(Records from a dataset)
____

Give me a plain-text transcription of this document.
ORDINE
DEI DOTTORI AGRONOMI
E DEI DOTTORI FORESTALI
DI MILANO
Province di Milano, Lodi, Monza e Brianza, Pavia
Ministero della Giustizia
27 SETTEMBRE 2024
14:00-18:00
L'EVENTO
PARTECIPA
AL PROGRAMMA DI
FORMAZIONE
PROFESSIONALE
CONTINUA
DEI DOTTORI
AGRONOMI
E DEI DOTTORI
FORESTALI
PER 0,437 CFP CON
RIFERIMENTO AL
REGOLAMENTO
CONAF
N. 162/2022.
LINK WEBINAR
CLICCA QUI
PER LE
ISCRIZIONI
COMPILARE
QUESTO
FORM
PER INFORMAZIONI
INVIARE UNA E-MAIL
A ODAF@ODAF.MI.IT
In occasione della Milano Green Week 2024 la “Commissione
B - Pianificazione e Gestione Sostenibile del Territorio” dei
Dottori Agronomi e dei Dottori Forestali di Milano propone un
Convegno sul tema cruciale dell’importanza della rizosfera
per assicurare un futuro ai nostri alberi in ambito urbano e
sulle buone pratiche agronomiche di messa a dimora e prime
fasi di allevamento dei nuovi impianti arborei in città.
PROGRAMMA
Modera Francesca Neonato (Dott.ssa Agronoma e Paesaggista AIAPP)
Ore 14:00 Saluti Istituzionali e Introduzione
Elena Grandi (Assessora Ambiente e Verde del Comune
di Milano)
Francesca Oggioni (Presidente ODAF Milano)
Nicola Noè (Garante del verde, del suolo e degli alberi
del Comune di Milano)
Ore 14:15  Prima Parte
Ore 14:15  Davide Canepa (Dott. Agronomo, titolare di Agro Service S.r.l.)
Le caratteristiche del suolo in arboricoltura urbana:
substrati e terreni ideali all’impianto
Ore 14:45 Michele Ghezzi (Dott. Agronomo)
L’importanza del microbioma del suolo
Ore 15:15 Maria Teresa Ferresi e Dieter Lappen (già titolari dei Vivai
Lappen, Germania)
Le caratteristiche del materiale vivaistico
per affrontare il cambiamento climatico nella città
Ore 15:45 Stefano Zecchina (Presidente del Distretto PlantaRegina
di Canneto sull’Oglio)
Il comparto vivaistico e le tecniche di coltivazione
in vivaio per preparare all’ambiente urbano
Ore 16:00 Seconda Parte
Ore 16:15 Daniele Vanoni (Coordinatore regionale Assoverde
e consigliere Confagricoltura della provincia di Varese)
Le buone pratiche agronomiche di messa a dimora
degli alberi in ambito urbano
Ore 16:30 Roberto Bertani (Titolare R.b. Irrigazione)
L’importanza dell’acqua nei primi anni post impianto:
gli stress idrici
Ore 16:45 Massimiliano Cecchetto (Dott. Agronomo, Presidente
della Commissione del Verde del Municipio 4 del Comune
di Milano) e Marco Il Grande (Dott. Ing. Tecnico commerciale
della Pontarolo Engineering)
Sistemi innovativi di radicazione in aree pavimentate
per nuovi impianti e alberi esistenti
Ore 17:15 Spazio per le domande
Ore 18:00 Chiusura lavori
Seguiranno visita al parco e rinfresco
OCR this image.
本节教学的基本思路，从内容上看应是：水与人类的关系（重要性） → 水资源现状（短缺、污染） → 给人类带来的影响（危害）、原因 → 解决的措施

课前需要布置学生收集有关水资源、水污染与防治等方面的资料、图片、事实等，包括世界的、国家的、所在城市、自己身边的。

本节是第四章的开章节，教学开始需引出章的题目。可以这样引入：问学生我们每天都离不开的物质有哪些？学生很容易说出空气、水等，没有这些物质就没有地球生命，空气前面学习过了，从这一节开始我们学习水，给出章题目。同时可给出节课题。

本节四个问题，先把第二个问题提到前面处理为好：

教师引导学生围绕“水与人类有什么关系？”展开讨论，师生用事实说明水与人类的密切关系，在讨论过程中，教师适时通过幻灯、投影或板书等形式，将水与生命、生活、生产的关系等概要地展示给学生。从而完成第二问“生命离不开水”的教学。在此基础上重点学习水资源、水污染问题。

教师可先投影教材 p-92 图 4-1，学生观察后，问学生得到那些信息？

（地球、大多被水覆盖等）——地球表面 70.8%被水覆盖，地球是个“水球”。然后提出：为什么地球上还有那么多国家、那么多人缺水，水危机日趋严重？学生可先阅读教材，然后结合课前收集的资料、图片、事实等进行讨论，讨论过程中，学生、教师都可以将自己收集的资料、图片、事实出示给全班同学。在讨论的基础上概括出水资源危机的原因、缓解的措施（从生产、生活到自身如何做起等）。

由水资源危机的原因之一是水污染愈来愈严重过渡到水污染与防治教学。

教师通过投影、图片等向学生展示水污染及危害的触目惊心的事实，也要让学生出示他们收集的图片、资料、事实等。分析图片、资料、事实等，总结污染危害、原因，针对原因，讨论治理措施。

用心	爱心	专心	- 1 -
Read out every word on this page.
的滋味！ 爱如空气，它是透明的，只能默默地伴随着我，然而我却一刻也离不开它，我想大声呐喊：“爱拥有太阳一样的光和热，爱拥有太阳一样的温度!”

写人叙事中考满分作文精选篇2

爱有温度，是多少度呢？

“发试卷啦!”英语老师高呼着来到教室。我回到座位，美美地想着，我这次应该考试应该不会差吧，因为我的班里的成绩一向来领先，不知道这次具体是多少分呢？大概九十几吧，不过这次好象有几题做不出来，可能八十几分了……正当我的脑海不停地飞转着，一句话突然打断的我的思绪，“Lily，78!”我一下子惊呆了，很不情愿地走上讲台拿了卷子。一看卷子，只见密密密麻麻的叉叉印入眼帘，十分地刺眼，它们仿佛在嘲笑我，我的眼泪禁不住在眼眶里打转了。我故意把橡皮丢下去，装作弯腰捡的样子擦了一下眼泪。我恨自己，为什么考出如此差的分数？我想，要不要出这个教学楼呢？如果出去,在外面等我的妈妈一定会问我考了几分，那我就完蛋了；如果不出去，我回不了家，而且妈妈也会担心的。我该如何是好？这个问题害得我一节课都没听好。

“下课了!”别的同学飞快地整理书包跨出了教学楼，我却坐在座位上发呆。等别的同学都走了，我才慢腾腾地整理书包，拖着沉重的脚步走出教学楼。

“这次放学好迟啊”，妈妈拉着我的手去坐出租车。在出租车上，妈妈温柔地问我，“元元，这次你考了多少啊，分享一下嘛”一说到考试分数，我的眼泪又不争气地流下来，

____

Short exercise |
Output the entries exactly.

Written response |
Give me a plain-text transcription of this document.
ORDINE
DEI DOTTORI AGRONOMI
E DEI DOTTORI FORESTALI
DI MILANO
Province di Milano, Lodi, Monza e Brianza, Pavia
Ministero della Giustizia
27 SETTEMBRE 2024
14:00-18:00
L'EVENTO
PARTECIPA
AL PROGRAMMA DI
FORMAZIONE
PROFESSIONALE
CONTINUA
DEI DOTTORI
AGRONOMI
E DEI DOTTORI
FORESTALI
PER 0,437 CFP CON
RIFERIMENTO AL
REGOLAMENTO
CONAF
N. 162/2022.
LINK WEBINAR
CLICCA QUI
PER LE
ISCRIZIONI
COMPILARE
QUESTO
FORM
PER INFORMAZIONI
INVIARE UNA E-MAIL
A ODAF@ODAF.MI.IT
In occasione della Milano Green Week 2024 la “Commissione
B - Pianificazione e Gestione Sostenibile del Territorio” dei
Dottori Agronomi e dei Dottori Forestali di Milano propone un
Convegno sul tema cruciale dell’importanza della rizosfera
per assicurare un futuro ai nostri alberi in ambito urbano e
sulle buone pratiche agronomiche di messa a dimora e prime
fasi di allevamento dei nuovi impianti arborei in città.
PROGRAMMA
Modera Francesca Neonato (Dott.ssa Agronoma e Paesaggista AIAPP)
Ore 14:00 Saluti Istituzionali e Introduzione
Elena Grandi (Assessora Ambiente e Verde del Comune
di Milano)
Francesca Oggioni (Presidente ODAF Milano)
Nicola Noè (Garante del verde, del suolo e degli alberi
del Comune di Milano)
Ore 14:15  Prima Parte
Ore 14:15  Davide Canepa (Dott. Agronomo, titolare di Agro Service S.r.l.)
Le caratteristiche del suolo in arboricoltura urbana:
substrati e terreni ideali all’impianto
Ore 14:45 Michele Ghezzi (Dott. Agronomo)
L’importanza del microbioma del suolo
Ore 15:15 Maria Teresa Ferresi e Dieter Lappen (già titolari dei Vivai
Lappen, Germania)
Le caratteristiche del materiale vivaistico
per affrontare il cambiamento climatico nella città
Ore 15:45 Stefano Zecchina (Presidente del Distretto PlantaRegina
di Canneto sull’Oglio)
Il comparto vivaistico e le tecniche di coltivazione
in vivaio per preparare all’ambiente urbano
Ore 16:00 Seconda Parte
Ore 16:15 Daniele Vanoni (Coordinatore regionale Assoverde
e consigliere Confagricoltura della provincia di Varese)
Le buone pratiche agronomiche di messa a dimora
degli alberi in ambito urbano
Ore 16:30 Roberto Bertani (Titolare R.b. Irrigazione)
L’importanza dell’acqua nei primi anni post impianto:
gli stress idrici
Ore 16:45 Massimiliano Cecchetto (Dott. Agronomo, Presidente
della Commissione del Verde del Municipio 4 del Comune
di Milano) e Marco Il Grande (Dott. Ing. Tecnico commerciale
della Pontarolo Engineering)
Sistemi innovativi di radicazione in aree pavimentate
per nuovi impianti e alberi esistenti
Ore 17:15 Spazio per le domande
Ore 18:00 Chiusura lavori
Seguiranno visita al parco e rinfresco
OCR this image.
本节教学的基本思路，从内容上看应是：水与人类的关系（重要性） → 水资源现状（短缺、污染） → 给人类带来的影响（危害）、原因 → 解决的措施

课前需要布置学生收集有关水资源、水污染与防治等方面的资料、图片、事实等，包括世界的、国家的、所在城市、自己身边的。

本节是第四章的开章节，教学开始需引出章的题目。可以这样引入：问学生我们每天都离不开的物质有哪些？学生很容易说出空气、水等，没有这些物质就没有地球生命，空气前面学习过了，从这一节开始我们学习水，给出章题目。同时可给出节课题。

本节四个问题，先把第二个问题提到前面处理为好：

教师引导学生围绕“水与人类有什么关系？”展开讨论，师生用事实说明水与人类的密切关系，在讨论过程中，教师适时通过幻灯、投影或板书等形式，将水与生命、生活、生产的关系等概要地展示给学生。从而完成第二问“生命离不开水”的教学。在此基础上重点学习水资源、水污染问题。

教师可先投影教材 p-92 图 4-1，学生观察后，问学生得到那些信息？

（地球、大多被水覆盖等）——地球表面 70.8%被水覆盖，地球是个“水球”。然后提出：为什么地球上还有那么多国家、那么多人缺水，水危机日趋严重？学生可先阅读教材，然后结合课前收集的资料、图片、事实等进行讨论，讨论过程中，学生、教师都可以将自己收集的资料、图片、事实出示给全班同学。在讨论的基础上概括出水资源危机的原因、缓解的措施（从生产、生活到自身如何做起等）。

由水资源危机的原因之一是水污染愈来愈严重过渡到水污染与防治教学。

教师通过投影、图片等向学生展示水污染及危害的触目惊心的事实，也要让学生出示他们收集的图片、资料、事实等。分析图片、资料、事实等，总结污染危害、原因，针对原因，讨论治理措施。

用心	爱心	专心	- 1 -
Read out every word on this page.
的滋味！ 爱如空气，它是透明的，只能默默地伴随着我，然而我却一刻也离不开它，我想大声呐喊：“爱拥有太阳一样的光和热，爱拥有太阳一样的温度!”

写人叙事中考满分作文精选篇2

爱有温度，是多少度呢？

“发试卷啦!”英语老师高呼着来到教室。我回到座位，美美地想着，我这次应该考试应该不会差吧，因为我的班里的成绩一向来领先，不知道这次具体是多少分呢？大概九十几吧，不过这次好象有几题做不出来，可能八十几分了……正当我的脑海不停地飞转着，一句话突然打断的我的思绪，“Lily，78!”我一下子惊呆了，很不情愿地走上讲台拿了卷子。一看卷子，只见密密密麻麻的叉叉印入眼帘，十分地刺眼，它们仿佛在嘲笑我，我的眼泪禁不住在眼眶里打转了。我故意把橡皮丢下去，装作弯腰捡的样子擦了一下眼泪。我恨自己，为什么考出如此差的分数？我想，要不要出这个教学楼呢？如果出去,在外面等我的妈妈一定会问我考了几分，那我就完蛋了；如果不出去，我回不了家，而且妈妈也会担心的。我该如何是好？这个问题害得我一节课都没听好。

“下课了!”别的同学飞快地整理书包跨出了教学楼，我却坐在座位上发呆。等别的同学都走了，我才慢腾腾地整理书包，拖着沉重的脚步走出教学楼。

“这次放学好迟啊”，妈妈拉着我的手去坐出租车。在出租车上，妈妈温柔地问我，“元元，这次你考了多少啊，分享一下嘛”一说到考试分数，我的眼泪又不争气地流下来，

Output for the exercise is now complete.